Work instructions = Gather up every line that includes the string "results".

Working data =
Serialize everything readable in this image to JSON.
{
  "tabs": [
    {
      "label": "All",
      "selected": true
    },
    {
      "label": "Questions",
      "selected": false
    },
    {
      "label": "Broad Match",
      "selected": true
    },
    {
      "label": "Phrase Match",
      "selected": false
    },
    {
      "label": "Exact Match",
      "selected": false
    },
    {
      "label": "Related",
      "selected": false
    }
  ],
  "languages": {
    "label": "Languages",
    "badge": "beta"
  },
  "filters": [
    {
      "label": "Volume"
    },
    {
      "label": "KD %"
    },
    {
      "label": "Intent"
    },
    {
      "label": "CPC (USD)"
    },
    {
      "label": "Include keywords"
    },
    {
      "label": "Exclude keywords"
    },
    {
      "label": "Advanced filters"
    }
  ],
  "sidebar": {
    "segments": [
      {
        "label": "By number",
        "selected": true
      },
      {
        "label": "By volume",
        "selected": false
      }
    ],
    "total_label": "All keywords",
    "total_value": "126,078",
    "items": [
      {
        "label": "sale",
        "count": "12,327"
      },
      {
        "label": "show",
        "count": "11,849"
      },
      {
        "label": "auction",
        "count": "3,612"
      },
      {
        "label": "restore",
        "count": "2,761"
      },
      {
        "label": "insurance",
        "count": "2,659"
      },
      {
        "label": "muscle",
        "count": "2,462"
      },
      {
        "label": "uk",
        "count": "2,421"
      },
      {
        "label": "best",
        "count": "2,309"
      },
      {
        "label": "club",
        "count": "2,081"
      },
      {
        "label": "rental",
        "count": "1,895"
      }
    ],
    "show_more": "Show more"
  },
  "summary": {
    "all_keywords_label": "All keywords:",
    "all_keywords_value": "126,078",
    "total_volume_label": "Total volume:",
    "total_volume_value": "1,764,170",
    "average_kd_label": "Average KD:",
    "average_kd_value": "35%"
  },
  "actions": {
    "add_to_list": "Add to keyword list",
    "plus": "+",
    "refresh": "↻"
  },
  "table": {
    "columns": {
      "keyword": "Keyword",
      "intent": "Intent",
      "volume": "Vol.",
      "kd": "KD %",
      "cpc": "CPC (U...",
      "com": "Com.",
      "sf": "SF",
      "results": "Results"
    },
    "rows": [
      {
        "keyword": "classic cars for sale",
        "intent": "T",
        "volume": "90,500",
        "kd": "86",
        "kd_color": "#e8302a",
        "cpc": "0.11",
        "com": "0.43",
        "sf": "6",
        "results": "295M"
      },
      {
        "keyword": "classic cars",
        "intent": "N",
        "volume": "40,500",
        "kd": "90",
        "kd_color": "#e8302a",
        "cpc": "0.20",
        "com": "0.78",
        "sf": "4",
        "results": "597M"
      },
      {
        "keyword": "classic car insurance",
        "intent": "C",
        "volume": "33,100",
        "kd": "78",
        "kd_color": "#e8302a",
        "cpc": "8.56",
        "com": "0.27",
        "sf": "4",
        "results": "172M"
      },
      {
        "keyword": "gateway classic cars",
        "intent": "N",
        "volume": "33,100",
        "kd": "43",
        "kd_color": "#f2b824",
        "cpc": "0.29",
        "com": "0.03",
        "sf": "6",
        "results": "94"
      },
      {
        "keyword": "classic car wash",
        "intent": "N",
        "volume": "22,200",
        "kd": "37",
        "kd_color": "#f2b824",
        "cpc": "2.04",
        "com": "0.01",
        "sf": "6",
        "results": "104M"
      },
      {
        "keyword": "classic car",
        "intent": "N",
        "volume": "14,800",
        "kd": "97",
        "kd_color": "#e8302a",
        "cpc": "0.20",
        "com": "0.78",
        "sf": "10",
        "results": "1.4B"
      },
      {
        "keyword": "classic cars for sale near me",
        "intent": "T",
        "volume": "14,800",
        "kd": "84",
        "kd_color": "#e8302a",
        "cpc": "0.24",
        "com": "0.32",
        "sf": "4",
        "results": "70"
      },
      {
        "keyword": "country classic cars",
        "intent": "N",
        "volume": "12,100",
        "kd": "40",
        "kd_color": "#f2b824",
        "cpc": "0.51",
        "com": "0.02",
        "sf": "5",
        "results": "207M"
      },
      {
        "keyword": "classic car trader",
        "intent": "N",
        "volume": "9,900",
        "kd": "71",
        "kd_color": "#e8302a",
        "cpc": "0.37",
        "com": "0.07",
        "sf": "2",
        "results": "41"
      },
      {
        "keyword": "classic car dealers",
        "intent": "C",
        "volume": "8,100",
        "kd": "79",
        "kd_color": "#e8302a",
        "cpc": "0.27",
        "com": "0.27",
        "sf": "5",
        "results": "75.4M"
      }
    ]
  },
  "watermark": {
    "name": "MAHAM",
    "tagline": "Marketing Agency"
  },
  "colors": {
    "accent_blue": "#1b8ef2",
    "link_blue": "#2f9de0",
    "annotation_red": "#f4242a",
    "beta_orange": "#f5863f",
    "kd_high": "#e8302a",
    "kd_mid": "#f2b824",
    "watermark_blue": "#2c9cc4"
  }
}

Result =
      "results": "Results"
        "results": "295M"
        "results": "597M"
        "results": "172M"
        "results": "94"
        "results": "104M"
        "results": "1.4B"
        "results": "70"
        "results": "207M"
        "results": "41"
        "results": "75.4M"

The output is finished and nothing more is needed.